[Stored entries]
________________

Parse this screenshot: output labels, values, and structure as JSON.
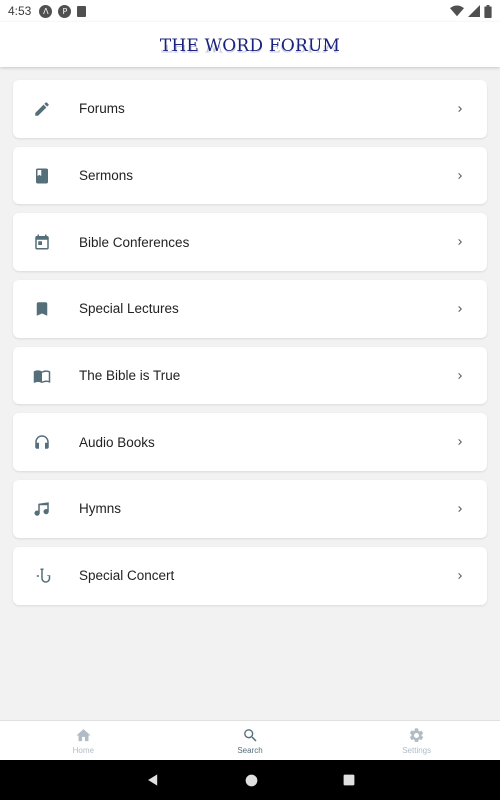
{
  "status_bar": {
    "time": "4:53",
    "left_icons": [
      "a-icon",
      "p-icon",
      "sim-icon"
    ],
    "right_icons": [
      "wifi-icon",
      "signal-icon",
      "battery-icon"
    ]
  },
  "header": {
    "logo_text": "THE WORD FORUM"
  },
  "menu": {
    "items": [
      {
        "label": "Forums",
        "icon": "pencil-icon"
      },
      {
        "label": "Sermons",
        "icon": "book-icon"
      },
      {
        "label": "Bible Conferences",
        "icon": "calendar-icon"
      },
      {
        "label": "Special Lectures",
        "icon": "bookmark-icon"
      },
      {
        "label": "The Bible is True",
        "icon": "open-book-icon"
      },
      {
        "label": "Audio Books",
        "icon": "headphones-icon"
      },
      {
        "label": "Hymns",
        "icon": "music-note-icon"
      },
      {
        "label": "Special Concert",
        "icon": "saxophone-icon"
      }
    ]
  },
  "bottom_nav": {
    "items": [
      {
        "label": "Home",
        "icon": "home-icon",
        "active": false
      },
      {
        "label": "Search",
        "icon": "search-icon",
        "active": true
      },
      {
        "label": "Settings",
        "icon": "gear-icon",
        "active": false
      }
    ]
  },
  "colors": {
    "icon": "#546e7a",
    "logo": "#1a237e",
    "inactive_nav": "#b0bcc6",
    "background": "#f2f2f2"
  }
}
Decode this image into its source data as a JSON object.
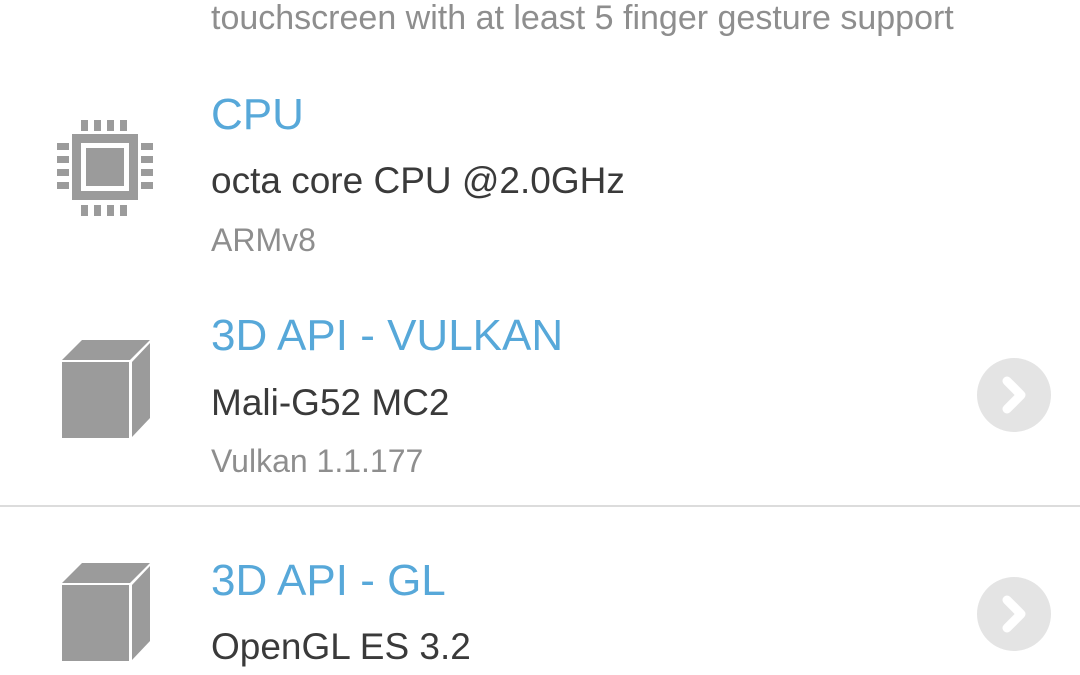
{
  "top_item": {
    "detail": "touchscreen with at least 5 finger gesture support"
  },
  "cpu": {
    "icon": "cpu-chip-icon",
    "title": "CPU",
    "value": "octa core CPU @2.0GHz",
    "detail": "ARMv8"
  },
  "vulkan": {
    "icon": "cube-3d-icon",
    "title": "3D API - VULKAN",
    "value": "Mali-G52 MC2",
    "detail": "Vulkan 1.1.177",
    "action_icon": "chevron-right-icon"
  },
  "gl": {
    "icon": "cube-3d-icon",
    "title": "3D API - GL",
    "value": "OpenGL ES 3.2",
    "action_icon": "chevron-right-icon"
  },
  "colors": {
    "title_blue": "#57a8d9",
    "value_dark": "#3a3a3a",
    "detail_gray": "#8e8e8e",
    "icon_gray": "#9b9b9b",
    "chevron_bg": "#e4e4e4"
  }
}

________________

AIM:
Without including any pictures, print all of the material exactly as given.

THE ANSWER:
Parse this screenshot: output labels, values, and structure as JSON.
{
  "status_bar": {
    "time": "4:53",
    "left_icons": [
      "a-icon",
      "p-icon",
      "sim-icon"
    ],
    "right_icons": [
      "wifi-icon",
      "signal-icon",
      "battery-icon"
    ]
  },
  "header": {
    "logo_text": "THE WORD FORUM"
  },
  "menu": {
    "items": [
      {
        "label": "Forums",
        "icon": "pencil-icon"
      },
      {
        "label": "Sermons",
        "icon": "book-icon"
      },
      {
        "label": "Bible Conferences",
        "icon": "calendar-icon"
      },
      {
        "label": "Special Lectures",
        "icon": "bookmark-icon"
      },
      {
        "label": "The Bible is True",
        "icon": "open-book-icon"
      },
      {
        "label": "Audio Books",
        "icon": "headphones-icon"
      },
      {
        "label": "Hymns",
        "icon": "music-note-icon"
      },
      {
        "label": "Special Concert",
        "icon": "saxophone-icon"
      }
    ]
  },
  "bottom_nav": {
    "items": [
      {
        "label": "Home",
        "icon": "home-icon",
        "active": false
      },
      {
        "label": "Search",
        "icon": "search-icon",
        "active": true
      },
      {
        "label": "Settings",
        "icon": "gear-icon",
        "active": false
      }
    ]
  },
  "colors": {
    "icon": "#546e7a",
    "logo": "#1a237e",
    "inactive_nav": "#b0bcc6",
    "background": "#f2f2f2"
  }
}
Decode this image into its source data as a JSON object.
{
  "top_item": {
    "detail": "touchscreen with at least 5 finger gesture support"
  },
  "cpu": {
    "icon": "cpu-chip-icon",
    "title": "CPU",
    "value": "octa core CPU @2.0GHz",
    "detail": "ARMv8"
  },
  "vulkan": {
    "icon": "cube-3d-icon",
    "title": "3D API - VULKAN",
    "value": "Mali-G52 MC2",
    "detail": "Vulkan 1.1.177",
    "action_icon": "chevron-right-icon"
  },
  "gl": {
    "icon": "cube-3d-icon",
    "title": "3D API - GL",
    "value": "OpenGL ES 3.2",
    "action_icon": "chevron-right-icon"
  },
  "colors": {
    "title_blue": "#57a8d9",
    "value_dark": "#3a3a3a",
    "detail_gray": "#8e8e8e",
    "icon_gray": "#9b9b9b",
    "chevron_bg": "#e4e4e4"
  }
}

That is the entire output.